### TEXT TO READ
Hello, my name is Erin Jahns, and I’m fully addicted to
bleaching the hell out of my hair. It’s an addiction going 15 years
strong (I’m 26, and my first-ever color job was in fifth grade),
and despite the amount of emotional and physical turmoil my strands
and I have endured, I plan on being as blonde
as physically possible until my dying day. Or, at least, until my
hair goes white—we’ll see what happens first.
But first, some context. As a baby and through most of grade
school, I was as blonde as blonde could be. Of course, at the time,
I couldn’t have cared less about the color of my hair, and if
anything, I probably wanted blue, glitter-streaked highlights like
the Spice Girls or edgy black lowlights à la Christina. The only
reason I begged for highlights when I reached the fifth grade was
because I thought I’d look “glamorous” (lol), and it’s what all the
cool girls were doing. So, naturally, I begged my mom and dad for
an appointment until my mom finally acquiesced and brought me along
to her next salon appointment.

### WHAT THIS TASK INVOLVES
List every hair color named in the piece on hair bleaching. The material that comes after this piece on hair bleaching is separate from it.

### DATA SEGMENT
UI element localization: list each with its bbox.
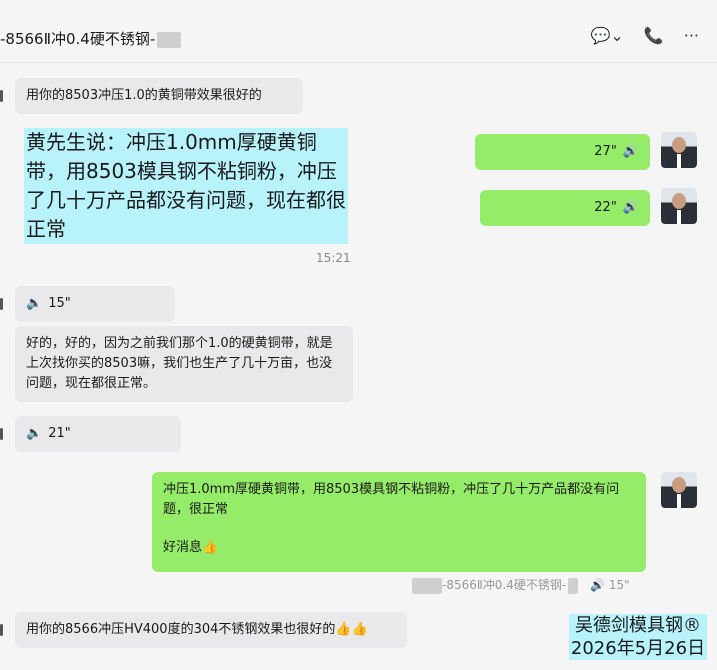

### COMPLETED TASK
Blonde, white, blue, black